Work instructions
Pull every line containing the word "Reflective" from the records.
** Start of Data supplied **
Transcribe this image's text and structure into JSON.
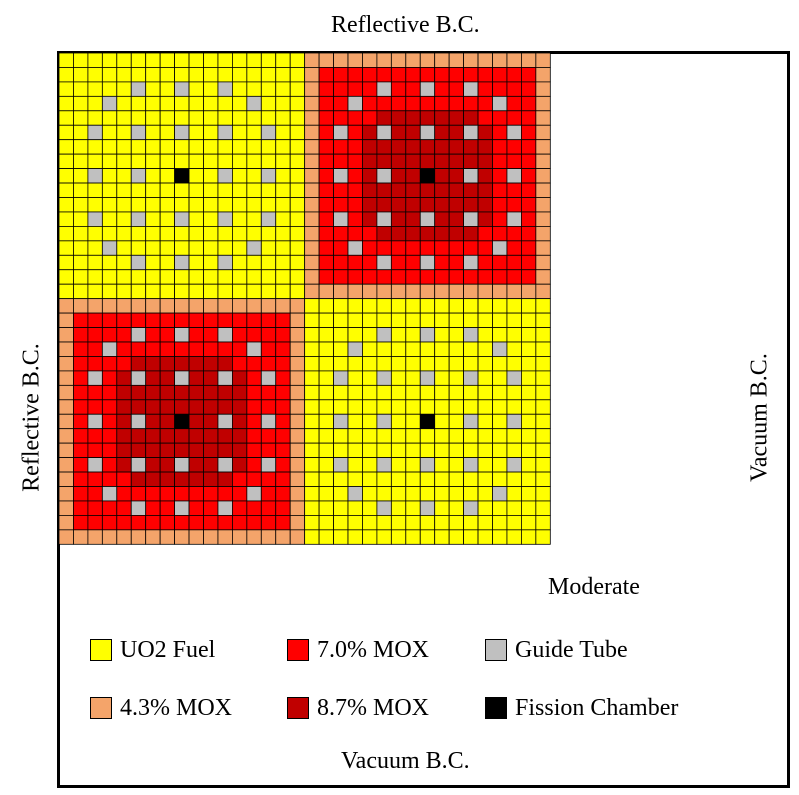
{
  "boundaries": {
    "top": "Reflective B.C.",
    "left": "Reflective B.C.",
    "right": "Vacuum B.C.",
    "bottom": "Vacuum B.C."
  },
  "moderator_label": "Moderate",
  "legend": [
    {
      "label": "UO2 Fuel",
      "color": "#ffff00"
    },
    {
      "label": "7.0% MOX",
      "color": "#ff0000"
    },
    {
      "label": "Guide Tube",
      "color": "#c0c0c0"
    },
    {
      "label": "4.3% MOX",
      "color": "#f4a46a"
    },
    {
      "label": "8.7% MOX",
      "color": "#c00000"
    },
    {
      "label": "Fission Chamber",
      "color": "#000000"
    }
  ],
  "colors": {
    "uo2": "#ffff00",
    "mox43": "#f4a46a",
    "mox70": "#ff0000",
    "mox87": "#c00000",
    "guide_tube": "#c0c0c0",
    "fission_chamber": "#000000",
    "moderator": "#ffffff",
    "grid_line": "#000000"
  },
  "assemblies": [
    {
      "row": 0,
      "col": 0,
      "type": "UO2"
    },
    {
      "row": 0,
      "col": 1,
      "type": "MOX"
    },
    {
      "row": 1,
      "col": 0,
      "type": "MOX"
    },
    {
      "row": 1,
      "col": 1,
      "type": "UO2"
    }
  ]
}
** End of Data supplied **
The response
    "top": "Reflective B.C.",
    "left": "Reflective B.C.",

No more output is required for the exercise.